— Aim —
Using the records below, locate all lines containing "JSON" and return them.
## begin Task data
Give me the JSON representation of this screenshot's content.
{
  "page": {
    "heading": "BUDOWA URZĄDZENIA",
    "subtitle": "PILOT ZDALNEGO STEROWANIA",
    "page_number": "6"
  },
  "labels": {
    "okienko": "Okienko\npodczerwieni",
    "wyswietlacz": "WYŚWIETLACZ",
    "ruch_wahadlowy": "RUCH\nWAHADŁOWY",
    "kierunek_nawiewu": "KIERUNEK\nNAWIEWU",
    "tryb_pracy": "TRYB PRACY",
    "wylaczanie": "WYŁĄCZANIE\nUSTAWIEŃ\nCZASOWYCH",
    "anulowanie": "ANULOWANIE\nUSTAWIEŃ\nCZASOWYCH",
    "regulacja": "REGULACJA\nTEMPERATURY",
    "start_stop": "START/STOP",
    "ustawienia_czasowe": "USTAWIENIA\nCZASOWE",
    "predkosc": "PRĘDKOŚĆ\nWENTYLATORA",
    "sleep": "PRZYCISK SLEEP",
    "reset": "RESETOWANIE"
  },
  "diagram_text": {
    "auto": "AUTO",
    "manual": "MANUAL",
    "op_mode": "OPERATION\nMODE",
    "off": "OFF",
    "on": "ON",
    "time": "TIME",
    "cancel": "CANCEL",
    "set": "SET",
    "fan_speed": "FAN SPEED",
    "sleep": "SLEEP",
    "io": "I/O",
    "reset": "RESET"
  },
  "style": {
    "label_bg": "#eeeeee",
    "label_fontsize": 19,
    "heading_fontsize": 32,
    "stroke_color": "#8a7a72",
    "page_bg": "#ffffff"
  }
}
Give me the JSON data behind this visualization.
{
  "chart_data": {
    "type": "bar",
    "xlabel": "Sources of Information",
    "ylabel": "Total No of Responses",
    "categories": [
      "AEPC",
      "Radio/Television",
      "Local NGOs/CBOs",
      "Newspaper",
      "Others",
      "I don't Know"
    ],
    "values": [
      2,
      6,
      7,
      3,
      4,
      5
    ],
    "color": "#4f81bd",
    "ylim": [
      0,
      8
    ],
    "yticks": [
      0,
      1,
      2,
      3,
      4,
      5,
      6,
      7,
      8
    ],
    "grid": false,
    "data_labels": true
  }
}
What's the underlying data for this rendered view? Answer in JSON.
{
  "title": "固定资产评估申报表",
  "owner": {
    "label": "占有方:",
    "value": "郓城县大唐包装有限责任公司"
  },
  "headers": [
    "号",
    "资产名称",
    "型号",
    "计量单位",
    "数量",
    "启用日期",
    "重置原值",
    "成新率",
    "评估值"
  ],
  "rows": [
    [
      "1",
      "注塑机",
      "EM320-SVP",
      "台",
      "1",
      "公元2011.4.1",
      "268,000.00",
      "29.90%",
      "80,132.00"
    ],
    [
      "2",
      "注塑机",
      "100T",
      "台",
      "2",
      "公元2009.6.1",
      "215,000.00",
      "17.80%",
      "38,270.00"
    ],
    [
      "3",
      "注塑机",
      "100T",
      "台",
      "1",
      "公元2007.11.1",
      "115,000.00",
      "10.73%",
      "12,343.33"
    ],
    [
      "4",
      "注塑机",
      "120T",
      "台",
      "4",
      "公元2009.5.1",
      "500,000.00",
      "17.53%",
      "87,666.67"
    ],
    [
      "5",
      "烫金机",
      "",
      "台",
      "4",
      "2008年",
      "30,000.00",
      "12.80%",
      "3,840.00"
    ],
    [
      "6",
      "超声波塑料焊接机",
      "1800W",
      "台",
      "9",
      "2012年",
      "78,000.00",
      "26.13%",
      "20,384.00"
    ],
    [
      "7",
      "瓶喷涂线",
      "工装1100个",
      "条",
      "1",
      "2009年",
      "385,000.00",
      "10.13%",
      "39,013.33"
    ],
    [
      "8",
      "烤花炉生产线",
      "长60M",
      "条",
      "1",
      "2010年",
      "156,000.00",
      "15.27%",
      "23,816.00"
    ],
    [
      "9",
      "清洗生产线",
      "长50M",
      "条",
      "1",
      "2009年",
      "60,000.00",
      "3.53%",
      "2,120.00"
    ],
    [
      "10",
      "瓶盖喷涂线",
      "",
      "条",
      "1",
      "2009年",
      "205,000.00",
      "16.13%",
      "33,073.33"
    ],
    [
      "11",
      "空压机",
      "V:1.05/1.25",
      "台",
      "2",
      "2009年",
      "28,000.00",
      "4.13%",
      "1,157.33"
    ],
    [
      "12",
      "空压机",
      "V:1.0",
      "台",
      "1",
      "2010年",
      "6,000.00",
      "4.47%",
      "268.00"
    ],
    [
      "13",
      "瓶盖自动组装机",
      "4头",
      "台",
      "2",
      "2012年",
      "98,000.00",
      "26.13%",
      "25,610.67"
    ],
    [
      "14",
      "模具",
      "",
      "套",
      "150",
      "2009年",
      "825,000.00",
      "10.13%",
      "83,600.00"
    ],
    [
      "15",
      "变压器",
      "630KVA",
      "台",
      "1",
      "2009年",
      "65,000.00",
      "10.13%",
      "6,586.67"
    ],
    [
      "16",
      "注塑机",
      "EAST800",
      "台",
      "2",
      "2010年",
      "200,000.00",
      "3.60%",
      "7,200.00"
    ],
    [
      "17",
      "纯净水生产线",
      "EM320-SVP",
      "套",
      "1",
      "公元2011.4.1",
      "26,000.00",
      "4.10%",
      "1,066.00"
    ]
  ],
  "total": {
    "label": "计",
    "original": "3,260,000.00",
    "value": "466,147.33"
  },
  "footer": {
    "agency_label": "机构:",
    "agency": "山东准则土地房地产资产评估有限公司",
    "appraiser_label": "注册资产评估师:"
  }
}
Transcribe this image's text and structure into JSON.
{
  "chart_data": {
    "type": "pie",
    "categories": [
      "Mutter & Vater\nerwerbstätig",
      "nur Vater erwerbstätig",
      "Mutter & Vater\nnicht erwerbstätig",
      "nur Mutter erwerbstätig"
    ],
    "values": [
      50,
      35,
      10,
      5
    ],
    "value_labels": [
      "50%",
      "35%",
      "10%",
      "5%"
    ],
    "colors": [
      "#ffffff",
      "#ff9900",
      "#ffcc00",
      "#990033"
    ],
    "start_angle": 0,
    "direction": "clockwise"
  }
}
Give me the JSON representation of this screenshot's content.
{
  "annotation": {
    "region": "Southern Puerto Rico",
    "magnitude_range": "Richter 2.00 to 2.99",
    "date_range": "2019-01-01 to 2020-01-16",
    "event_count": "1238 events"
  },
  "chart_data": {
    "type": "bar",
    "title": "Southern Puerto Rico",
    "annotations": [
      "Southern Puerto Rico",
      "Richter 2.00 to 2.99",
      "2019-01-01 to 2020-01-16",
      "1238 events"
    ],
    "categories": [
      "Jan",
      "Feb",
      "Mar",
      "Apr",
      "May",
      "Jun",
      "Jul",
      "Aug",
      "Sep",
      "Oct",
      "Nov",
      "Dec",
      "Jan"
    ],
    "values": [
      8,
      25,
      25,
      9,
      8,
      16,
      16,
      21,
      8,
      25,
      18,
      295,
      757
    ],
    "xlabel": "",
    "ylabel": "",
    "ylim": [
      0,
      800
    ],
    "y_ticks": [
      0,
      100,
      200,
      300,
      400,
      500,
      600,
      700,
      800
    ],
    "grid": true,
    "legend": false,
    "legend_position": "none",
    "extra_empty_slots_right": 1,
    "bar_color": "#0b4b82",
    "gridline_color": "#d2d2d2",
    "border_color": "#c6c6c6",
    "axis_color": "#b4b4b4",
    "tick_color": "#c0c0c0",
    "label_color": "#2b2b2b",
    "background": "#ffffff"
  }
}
## end Task data
— Reply —
Give me the JSON representation of this screenshot's content.
Give me the JSON data behind this visualization.
What's the underlying data for this rendered view? Answer in JSON.
Transcribe this image's text and structure into JSON.
Give me the JSON representation of this screenshot's content.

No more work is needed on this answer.